• [RECORDS SHOWN]:

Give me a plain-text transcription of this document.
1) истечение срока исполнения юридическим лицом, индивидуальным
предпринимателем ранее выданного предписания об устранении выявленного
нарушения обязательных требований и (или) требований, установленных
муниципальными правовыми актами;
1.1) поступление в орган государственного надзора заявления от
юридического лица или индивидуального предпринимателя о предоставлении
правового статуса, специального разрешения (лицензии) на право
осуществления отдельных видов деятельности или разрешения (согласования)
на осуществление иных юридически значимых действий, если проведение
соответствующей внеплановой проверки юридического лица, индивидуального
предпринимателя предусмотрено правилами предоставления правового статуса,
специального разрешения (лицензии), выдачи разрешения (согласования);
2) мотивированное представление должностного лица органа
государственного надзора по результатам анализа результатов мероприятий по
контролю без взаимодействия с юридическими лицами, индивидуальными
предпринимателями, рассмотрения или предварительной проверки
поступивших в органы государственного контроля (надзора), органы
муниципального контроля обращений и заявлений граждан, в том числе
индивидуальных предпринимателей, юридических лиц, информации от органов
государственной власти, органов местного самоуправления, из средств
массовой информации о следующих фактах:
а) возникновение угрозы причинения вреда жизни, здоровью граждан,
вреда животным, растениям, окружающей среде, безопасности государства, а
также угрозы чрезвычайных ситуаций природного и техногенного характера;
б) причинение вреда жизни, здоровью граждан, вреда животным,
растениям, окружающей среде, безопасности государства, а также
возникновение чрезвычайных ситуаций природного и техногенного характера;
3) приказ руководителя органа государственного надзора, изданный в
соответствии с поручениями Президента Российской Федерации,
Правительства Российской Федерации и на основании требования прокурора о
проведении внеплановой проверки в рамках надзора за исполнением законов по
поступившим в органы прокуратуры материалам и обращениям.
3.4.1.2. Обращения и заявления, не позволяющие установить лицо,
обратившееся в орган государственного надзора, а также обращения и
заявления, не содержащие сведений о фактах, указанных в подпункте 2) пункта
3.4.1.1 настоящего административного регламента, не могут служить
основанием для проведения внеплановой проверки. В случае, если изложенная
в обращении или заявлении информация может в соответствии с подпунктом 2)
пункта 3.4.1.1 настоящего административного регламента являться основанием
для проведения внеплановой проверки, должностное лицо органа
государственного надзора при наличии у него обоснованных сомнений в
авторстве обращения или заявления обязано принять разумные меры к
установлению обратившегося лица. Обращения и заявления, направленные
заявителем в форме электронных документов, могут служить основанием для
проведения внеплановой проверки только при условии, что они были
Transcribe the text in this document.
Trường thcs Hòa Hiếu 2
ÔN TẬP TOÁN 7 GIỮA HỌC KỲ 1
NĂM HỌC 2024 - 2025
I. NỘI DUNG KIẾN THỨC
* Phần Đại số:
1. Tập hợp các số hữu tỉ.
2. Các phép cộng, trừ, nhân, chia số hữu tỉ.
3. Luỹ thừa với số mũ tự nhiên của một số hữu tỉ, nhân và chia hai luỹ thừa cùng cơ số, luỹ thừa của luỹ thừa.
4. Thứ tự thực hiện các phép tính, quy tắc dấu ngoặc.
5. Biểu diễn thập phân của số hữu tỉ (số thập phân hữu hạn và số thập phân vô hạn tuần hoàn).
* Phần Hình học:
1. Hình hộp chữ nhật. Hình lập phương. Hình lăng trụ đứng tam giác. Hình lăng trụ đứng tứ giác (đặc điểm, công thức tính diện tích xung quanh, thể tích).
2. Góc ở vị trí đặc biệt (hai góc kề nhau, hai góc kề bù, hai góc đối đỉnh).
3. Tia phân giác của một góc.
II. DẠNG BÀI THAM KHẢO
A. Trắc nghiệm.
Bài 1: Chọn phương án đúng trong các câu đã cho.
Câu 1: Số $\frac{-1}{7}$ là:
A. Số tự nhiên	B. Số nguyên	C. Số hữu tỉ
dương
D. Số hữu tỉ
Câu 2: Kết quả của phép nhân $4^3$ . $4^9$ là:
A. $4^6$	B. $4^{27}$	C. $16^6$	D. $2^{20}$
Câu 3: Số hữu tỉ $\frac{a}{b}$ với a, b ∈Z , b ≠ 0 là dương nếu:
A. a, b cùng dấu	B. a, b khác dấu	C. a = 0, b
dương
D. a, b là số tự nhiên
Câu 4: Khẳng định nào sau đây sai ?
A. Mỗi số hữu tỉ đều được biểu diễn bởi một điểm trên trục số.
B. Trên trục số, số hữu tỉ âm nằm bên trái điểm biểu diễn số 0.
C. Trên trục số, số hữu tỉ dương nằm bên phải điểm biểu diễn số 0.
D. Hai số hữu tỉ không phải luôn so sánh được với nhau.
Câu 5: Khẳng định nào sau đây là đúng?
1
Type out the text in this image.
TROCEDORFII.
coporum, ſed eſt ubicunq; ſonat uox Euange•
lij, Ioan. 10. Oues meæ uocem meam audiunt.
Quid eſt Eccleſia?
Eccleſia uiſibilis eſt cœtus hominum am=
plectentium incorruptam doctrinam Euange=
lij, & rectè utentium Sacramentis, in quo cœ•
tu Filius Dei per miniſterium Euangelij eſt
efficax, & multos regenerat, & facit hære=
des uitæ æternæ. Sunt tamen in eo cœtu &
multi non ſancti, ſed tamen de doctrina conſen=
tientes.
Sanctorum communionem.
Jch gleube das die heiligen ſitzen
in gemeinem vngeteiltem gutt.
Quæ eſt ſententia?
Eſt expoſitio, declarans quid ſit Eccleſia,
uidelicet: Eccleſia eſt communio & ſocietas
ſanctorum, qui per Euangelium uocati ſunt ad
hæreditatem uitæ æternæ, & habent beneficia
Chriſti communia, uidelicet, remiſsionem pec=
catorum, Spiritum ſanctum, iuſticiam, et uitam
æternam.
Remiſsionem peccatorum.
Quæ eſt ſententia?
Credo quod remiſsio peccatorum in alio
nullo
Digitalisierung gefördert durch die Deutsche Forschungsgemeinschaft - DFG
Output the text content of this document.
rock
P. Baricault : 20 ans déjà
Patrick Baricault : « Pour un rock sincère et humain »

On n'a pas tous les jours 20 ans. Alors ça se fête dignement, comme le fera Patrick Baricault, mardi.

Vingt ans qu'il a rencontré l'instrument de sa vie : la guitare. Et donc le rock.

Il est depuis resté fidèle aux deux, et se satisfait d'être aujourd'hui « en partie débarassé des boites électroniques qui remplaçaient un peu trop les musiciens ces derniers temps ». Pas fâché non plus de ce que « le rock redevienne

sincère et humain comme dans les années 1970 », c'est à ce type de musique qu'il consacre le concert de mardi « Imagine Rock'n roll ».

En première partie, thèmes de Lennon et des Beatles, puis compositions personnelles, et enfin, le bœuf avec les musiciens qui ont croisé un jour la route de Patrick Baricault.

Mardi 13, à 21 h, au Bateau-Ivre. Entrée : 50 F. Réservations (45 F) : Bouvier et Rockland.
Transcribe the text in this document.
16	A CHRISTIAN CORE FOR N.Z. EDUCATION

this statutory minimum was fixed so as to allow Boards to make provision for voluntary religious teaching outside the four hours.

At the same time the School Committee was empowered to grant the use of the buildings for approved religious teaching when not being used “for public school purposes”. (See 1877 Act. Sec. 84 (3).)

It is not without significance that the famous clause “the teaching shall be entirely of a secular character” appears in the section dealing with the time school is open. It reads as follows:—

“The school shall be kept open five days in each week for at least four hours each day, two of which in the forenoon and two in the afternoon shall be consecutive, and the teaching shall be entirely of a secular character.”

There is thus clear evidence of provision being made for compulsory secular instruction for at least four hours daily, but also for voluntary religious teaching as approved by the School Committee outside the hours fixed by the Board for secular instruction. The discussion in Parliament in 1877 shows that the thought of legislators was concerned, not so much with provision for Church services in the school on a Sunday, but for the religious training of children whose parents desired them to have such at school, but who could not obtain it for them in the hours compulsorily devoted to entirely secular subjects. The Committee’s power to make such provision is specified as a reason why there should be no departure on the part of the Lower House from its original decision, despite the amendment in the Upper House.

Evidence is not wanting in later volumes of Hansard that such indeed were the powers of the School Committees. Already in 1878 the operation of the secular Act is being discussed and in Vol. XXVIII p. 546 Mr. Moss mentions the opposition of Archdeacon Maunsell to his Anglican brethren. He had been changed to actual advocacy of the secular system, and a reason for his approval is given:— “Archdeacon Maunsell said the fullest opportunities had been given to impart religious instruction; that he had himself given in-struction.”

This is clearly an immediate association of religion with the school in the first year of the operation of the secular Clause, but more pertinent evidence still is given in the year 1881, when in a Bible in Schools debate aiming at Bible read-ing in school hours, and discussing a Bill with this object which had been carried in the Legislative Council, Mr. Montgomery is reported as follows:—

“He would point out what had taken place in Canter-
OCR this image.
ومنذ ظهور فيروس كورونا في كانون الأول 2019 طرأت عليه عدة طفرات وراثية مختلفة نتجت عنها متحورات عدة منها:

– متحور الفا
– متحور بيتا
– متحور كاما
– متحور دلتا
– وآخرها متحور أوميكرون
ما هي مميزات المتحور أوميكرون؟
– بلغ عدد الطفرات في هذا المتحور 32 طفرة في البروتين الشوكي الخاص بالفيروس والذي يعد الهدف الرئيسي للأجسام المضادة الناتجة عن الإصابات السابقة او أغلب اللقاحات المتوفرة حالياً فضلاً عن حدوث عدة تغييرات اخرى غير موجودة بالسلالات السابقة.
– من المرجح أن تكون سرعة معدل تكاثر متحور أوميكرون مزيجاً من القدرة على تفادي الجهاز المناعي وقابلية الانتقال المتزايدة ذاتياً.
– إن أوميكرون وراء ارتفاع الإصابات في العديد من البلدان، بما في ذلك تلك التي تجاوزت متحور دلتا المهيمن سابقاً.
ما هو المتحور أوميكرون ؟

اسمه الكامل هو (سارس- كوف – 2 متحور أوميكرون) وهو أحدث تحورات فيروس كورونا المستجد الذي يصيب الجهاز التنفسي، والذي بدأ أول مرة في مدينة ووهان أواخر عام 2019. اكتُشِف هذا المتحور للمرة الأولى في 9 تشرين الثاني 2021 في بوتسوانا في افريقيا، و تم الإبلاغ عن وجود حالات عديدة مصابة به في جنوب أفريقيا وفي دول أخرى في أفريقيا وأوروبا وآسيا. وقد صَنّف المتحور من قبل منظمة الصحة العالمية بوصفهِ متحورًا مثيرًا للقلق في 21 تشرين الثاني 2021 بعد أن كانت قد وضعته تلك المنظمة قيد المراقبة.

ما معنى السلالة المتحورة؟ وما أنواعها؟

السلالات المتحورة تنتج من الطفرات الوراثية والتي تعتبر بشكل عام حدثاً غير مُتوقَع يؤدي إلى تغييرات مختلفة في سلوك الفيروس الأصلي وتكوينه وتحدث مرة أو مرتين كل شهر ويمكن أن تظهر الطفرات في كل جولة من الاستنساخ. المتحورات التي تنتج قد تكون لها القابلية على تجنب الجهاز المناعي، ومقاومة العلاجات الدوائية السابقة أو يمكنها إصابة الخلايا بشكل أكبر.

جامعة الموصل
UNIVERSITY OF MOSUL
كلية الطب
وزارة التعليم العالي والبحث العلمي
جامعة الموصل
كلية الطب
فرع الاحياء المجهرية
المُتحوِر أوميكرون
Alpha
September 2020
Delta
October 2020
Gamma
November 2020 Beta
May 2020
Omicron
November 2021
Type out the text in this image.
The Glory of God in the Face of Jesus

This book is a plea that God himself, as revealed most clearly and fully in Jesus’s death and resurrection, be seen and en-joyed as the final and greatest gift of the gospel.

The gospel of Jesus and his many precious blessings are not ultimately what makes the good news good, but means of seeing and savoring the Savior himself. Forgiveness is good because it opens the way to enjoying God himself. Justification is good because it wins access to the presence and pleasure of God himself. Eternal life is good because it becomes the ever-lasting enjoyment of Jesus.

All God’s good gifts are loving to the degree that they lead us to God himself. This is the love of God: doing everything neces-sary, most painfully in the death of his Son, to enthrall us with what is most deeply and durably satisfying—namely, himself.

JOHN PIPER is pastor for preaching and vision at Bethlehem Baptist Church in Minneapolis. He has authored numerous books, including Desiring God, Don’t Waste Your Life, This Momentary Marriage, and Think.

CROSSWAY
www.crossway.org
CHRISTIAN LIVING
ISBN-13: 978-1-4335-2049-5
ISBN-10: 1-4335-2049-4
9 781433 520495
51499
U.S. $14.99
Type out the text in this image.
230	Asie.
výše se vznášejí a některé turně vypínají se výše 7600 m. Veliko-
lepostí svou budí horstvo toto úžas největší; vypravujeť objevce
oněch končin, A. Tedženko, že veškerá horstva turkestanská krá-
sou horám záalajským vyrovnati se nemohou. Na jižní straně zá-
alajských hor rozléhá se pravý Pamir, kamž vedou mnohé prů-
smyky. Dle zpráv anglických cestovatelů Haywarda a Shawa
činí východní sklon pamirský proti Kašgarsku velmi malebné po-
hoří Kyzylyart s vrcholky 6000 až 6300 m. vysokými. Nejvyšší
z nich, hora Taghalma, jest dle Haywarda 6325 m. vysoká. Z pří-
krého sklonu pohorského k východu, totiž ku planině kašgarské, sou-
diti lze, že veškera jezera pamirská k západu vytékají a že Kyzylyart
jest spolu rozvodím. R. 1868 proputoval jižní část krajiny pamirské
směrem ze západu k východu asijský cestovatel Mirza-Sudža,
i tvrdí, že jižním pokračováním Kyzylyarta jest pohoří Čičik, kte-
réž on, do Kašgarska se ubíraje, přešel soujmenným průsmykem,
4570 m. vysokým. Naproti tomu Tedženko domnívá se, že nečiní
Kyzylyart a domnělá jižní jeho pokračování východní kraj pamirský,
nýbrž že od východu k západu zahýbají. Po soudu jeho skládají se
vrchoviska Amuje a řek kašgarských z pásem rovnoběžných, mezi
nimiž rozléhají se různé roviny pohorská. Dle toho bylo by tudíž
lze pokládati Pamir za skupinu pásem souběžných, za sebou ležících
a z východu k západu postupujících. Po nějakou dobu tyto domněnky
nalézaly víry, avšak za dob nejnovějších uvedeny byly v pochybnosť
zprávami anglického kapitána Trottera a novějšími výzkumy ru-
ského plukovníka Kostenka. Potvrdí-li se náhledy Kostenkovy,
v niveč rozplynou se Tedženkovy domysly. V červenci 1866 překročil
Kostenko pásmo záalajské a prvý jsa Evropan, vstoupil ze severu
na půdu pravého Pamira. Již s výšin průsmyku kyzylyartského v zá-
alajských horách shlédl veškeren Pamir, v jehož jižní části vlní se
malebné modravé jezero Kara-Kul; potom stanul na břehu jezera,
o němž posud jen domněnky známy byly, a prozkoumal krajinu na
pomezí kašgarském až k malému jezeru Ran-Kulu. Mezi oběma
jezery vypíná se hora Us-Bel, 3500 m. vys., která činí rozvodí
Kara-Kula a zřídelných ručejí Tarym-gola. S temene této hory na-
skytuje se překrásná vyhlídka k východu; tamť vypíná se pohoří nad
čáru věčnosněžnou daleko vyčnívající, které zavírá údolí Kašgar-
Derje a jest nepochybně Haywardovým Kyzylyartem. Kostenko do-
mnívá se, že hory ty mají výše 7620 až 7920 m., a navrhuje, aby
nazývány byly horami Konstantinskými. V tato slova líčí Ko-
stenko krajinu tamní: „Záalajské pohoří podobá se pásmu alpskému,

• [DIRECTIONS]:
Which lines contain "frac"? Copy each of them.

• [CORRECT RESULT]:
Câu 1: Số $\frac{-1}{7}$ là:
Câu 3: Số hữu tỉ $\frac{a}{b}$ với a, b ∈Z , b ≠ 0 là dương nếu:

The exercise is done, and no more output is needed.